◆ RAW RECORDS:
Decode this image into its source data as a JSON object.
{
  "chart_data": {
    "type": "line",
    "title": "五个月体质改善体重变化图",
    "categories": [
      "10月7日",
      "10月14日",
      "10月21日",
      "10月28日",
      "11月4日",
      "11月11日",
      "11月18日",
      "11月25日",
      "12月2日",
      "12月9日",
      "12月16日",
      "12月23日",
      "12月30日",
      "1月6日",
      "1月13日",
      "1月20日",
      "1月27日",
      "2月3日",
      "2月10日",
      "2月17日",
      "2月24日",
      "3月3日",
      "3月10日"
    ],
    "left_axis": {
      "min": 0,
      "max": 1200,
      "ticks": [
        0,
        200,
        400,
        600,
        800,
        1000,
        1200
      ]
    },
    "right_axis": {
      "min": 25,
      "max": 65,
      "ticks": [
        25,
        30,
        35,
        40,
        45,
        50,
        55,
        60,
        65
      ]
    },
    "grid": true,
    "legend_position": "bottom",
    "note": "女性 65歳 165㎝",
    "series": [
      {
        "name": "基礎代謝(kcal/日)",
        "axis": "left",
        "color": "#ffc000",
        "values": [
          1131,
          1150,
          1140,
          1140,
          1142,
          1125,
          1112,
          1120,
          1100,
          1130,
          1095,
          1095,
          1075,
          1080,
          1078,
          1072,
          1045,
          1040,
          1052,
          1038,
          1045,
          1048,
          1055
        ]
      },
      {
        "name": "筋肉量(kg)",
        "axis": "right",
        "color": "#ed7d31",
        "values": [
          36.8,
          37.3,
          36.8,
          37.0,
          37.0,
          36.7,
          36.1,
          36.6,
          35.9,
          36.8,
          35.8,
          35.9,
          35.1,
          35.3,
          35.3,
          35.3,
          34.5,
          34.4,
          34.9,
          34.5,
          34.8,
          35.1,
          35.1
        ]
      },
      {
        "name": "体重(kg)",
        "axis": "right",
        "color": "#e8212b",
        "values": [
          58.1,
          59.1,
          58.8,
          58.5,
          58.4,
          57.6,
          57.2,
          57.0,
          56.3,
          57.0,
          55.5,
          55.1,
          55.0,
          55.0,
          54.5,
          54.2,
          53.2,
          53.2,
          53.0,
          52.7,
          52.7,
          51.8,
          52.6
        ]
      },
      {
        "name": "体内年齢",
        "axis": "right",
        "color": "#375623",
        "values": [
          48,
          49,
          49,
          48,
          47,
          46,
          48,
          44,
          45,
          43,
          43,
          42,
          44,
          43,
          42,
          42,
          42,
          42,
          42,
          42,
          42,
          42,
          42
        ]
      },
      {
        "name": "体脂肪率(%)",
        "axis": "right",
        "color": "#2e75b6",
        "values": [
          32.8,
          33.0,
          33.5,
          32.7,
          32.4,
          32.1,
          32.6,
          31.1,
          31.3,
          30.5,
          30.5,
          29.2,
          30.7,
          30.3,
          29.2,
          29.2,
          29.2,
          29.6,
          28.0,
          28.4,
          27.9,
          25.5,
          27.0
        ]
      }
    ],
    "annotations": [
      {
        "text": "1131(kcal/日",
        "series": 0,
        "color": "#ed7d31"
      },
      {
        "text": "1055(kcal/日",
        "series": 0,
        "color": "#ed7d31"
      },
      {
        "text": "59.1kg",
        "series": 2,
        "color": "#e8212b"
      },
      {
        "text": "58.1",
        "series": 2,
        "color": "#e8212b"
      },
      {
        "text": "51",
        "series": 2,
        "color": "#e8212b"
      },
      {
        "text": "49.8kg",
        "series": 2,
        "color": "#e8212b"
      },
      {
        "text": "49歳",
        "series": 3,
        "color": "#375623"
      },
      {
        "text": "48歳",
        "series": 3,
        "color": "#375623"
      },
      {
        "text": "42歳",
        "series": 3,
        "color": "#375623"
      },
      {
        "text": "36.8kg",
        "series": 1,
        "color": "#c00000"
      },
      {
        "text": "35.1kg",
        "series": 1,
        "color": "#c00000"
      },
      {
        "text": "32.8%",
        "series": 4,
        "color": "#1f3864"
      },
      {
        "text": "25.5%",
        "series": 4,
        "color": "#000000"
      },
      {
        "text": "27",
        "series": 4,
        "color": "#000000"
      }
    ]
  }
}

◆ TASK REQUIREMENTS:
Please set down each line of the records exactly as given.

◆ SOLVED PROBLEM:
Decode this image into its source data as a JSON object.
{
  "chart_data": {
    "type": "line",
    "title": "五个月体质改善体重变化图",
    "categories": [
      "10月7日",
      "10月14日",
      "10月21日",
      "10月28日",
      "11月4日",
      "11月11日",
      "11月18日",
      "11月25日",
      "12月2日",
      "12月9日",
      "12月16日",
      "12月23日",
      "12月30日",
      "1月6日",
      "1月13日",
      "1月20日",
      "1月27日",
      "2月3日",
      "2月10日",
      "2月17日",
      "2月24日",
      "3月3日",
      "3月10日"
    ],
    "left_axis": {
      "min": 0,
      "max": 1200,
      "ticks": [
        0,
        200,
        400,
        600,
        800,
        1000,
        1200
      ]
    },
    "right_axis": {
      "min": 25,
      "max": 65,
      "ticks": [
        25,
        30,
        35,
        40,
        45,
        50,
        55,
        60,
        65
      ]
    },
    "grid": true,
    "legend_position": "bottom",
    "note": "女性 65歳 165㎝",
    "series": [
      {
        "name": "基礎代謝(kcal/日)",
        "axis": "left",
        "color": "#ffc000",
        "values": [
          1131,
          1150,
          1140,
          1140,
          1142,
          1125,
          1112,
          1120,
          1100,
          1130,
          1095,
          1095,
          1075,
          1080,
          1078,
          1072,
          1045,
          1040,
          1052,
          1038,
          1045,
          1048,
          1055
        ]
      },
      {
        "name": "筋肉量(kg)",
        "axis": "right",
        "color": "#ed7d31",
        "values": [
          36.8,
          37.3,
          36.8,
          37.0,
          37.0,
          36.7,
          36.1,
          36.6,
          35.9,
          36.8,
          35.8,
          35.9,
          35.1,
          35.3,
          35.3,
          35.3,
          34.5,
          34.4,
          34.9,
          34.5,
          34.8,
          35.1,
          35.1
        ]
      },
      {
        "name": "体重(kg)",
        "axis": "right",
        "color": "#e8212b",
        "values": [
          58.1,
          59.1,
          58.8,
          58.5,
          58.4,
          57.6,
          57.2,
          57.0,
          56.3,
          57.0,
          55.5,
          55.1,
          55.0,
          55.0,
          54.5,
          54.2,
          53.2,
          53.2,
          53.0,
          52.7,
          52.7,
          51.8,
          52.6
        ]
      },
      {
        "name": "体内年齢",
        "axis": "right",
        "color": "#375623",
        "values": [
          48,
          49,
          49,
          48,
          47,
          46,
          48,
          44,
          45,
          43,
          43,
          42,
          44,
          43,
          42,
          42,
          42,
          42,
          42,
          42,
          42,
          42,
          42
        ]
      },
      {
        "name": "体脂肪率(%)",
        "axis": "right",
        "color": "#2e75b6",
        "values": [
          32.8,
          33.0,
          33.5,
          32.7,
          32.4,
          32.1,
          32.6,
          31.1,
          31.3,
          30.5,
          30.5,
          29.2,
          30.7,
          30.3,
          29.2,
          29.2,
          29.2,
          29.6,
          28.0,
          28.4,
          27.9,
          25.5,
          27.0
        ]
      }
    ],
    "annotations": [
      {
        "text": "1131(kcal/日",
        "series": 0,
        "color": "#ed7d31"
      },
      {
        "text": "1055(kcal/日",
        "series": 0,
        "color": "#ed7d31"
      },
      {
        "text": "59.1kg",
        "series": 2,
        "color": "#e8212b"
      },
      {
        "text": "58.1",
        "series": 2,
        "color": "#e8212b"
      },
      {
        "text": "51",
        "series": 2,
        "color": "#e8212b"
      },
      {
        "text": "49.8kg",
        "series": 2,
        "color": "#e8212b"
      },
      {
        "text": "49歳",
        "series": 3,
        "color": "#375623"
      },
      {
        "text": "48歳",
        "series": 3,
        "color": "#375623"
      },
      {
        "text": "42歳",
        "series": 3,
        "color": "#375623"
      },
      {
        "text": "36.8kg",
        "series": 1,
        "color": "#c00000"
      },
      {
        "text": "35.1kg",
        "series": 1,
        "color": "#c00000"
      },
      {
        "text": "32.8%",
        "series": 4,
        "color": "#1f3864"
      },
      {
        "text": "25.5%",
        "series": 4,
        "color": "#000000"
      },
      {
        "text": "27",
        "series": 4,
        "color": "#000000"
      }
    ]
  }
}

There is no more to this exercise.